STUDY TEXT:

────────

Your uterus is a powerful muscle that tightens and relaxes rhythmically during labor, allowing the cervix to stretch open and help to push your baby through the birth canal. Although every woman's labor is different, at the outset, you may begin to feel a pattern of dull cramps similar to menstrual cramps in your lower back or pelvis. If these remain regular for an hour or more, last at least 30 seconds, and gradually increase in intensity—even if you change position or move around—your labor has begun.
Your physician will probably have given you some guidelines about when to contact him or her once labor begins. If this is your first pregnancy, stay home awhile, so you can relax and remain unencumbered by the hospital routine and environment. Take a walk, catch a nap, enjoy a long shower, sip liquids (clear liquids only), read a book, or engage in any activity that will entertain and distract you and allow you to preserve your energy. Most physicians recommend that during a first labor, a woman wait until contractions are five minutes apart for an hour before coming to the hospital or birth center. In subsequent pregnancies, you may be advised to come sooner, since your labor can progress much more quickly.
You should contact your physician immediately if you notice any vaginal bleeding other than the pinkish “show,” if the baby doesn't move for an unusually long time, or if you have constant, severe pain rather than intermittent contractions. These signs can indicate such potentially serious conditions as placenta previa, in which the placenta may be blocking the exit from the uterus, or placental abruption, in which the placenta begins to prematurely separate from the uterus and limit the baby's oxygen supply. If your physician suspects any complications, you'll be asked to come to the birth center as quickly as possible so your condition can be checked and your baby can be monitored throughout the remainder of your labor.
After you are admitted to the hospital, your physician, nurse or birth attendant will want to discuss the events leading to labor. Your vital signs will be checked and recorded, and special attention will be paid to your baby's fetal heart tones and fetal heart rate (FHR), both important indicators of the baby's response to the stress of childbirth. You will be asked when you last ate and how much you consumed. Be sure to tell your physician if you want your partner or older children to be present at the delivery, or if you have made any other special arrangements.
Unless there's concern about complications such as placenta previa or the risk of infection, your doctor will perform a vaginal examination to check the baby's position, the dimensions of your pelvis, and the effacement and dilation of your cervix. A blood sample may be taken and a urine specimen may be tested for protein. You should challenge any hospital procedures that seem medically unnecessary, such as extensive shaving of your pubic area or administration of an enema. There is rarely any need for these outdated rituals, but though they have been eliminated in many birth centers, they persist in some institutions.

────────

(Document structure recognition data)

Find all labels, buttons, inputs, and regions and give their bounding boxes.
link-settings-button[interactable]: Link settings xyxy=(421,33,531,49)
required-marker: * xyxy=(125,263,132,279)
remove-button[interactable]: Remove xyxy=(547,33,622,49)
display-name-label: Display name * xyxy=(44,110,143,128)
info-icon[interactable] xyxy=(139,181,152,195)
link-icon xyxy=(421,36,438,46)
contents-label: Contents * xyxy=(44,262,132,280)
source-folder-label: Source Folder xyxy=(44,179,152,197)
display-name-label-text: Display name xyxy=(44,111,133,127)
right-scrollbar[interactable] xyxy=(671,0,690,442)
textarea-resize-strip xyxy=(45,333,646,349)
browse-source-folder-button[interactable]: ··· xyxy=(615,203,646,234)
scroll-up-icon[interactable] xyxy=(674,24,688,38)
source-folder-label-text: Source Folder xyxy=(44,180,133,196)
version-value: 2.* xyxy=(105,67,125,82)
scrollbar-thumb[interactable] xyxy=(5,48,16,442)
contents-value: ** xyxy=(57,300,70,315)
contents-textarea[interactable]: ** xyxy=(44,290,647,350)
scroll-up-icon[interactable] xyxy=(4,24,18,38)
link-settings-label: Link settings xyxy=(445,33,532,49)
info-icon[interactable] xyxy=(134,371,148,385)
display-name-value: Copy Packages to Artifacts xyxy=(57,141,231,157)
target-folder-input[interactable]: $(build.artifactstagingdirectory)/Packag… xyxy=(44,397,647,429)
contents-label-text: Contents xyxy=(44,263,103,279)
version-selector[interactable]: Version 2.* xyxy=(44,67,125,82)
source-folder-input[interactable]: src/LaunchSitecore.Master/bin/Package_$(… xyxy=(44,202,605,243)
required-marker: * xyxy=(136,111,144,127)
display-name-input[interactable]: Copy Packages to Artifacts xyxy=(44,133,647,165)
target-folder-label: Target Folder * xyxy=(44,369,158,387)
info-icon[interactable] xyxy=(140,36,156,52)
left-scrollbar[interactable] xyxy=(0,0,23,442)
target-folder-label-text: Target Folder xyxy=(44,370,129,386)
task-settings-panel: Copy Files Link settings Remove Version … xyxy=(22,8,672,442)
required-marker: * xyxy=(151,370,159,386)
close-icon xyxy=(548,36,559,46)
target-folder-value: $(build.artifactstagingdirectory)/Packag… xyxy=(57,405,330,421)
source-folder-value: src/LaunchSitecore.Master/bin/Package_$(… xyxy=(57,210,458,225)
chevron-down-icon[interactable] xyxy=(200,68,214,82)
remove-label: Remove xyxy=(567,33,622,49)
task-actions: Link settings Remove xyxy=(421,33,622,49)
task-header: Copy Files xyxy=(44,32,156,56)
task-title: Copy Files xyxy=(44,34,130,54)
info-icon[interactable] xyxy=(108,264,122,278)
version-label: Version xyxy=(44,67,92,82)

────────

ACTION ITEM A: According to the text on labor, how far apart should contractions be during a first labor before most physicians recommend coming to the hospital or birth center?
ACTION ITEM B: Continue the text on labor and hospital admission from its last sentence.

RESPONSE BOX A: Five minutes apart for an hour.

RESPONSE BOX B:
Depending on the status of your labor, your baby's position and heart rate, and additional factors such as a previous cesarean delivery or a post-term pregnancy, your physician may recommend electronic fetal monitoring now or at some point during your labor. Many hospitals routinely use external electronic FHR monitoring for 20 to 30 minutes after admission to establish the baby's baseline heart rate and check variations, such as beating slower during uterine contractions. If you need fetal monitoring, the doctor or birth attendant will place two belts around your abdomen to hold two small monitoring instruments in place.
Once your membranes have ruptured, the baby can be monitored internally with a small electrode threaded through your vagina. At the same time, if there's any question about the force of labor, your doctor may place a small plastic tube, or catheter, in your uterus to measure the strength of your contractions.
Numerous studies comparing continuous FHR monitoring and listening to the baby's heart rate with a stethoscope or other device have shown little difference in detecting fetal distress during labor in an otherwise uneventful pregnancy. If your baby's heart rate is normal and your labor is progressing steadily, continuous monitoring is probably unnecessary—and unduly restrictive. Instead, your birth attendant should encourage you to walk around, lean against your partner, urinate when necessary or simply change positions to stay as comfortable as possible.
Occasional intervals of FHR monitoring may still be recommended throughout labor. You will need continuous monitoring only if there are any signs of fetal distress, such as the presence of meconium-stained amniotic fluid, vaginal bleeding, a drop in your blood pressure, or an interruption in your cervical dilation despite regular contractions.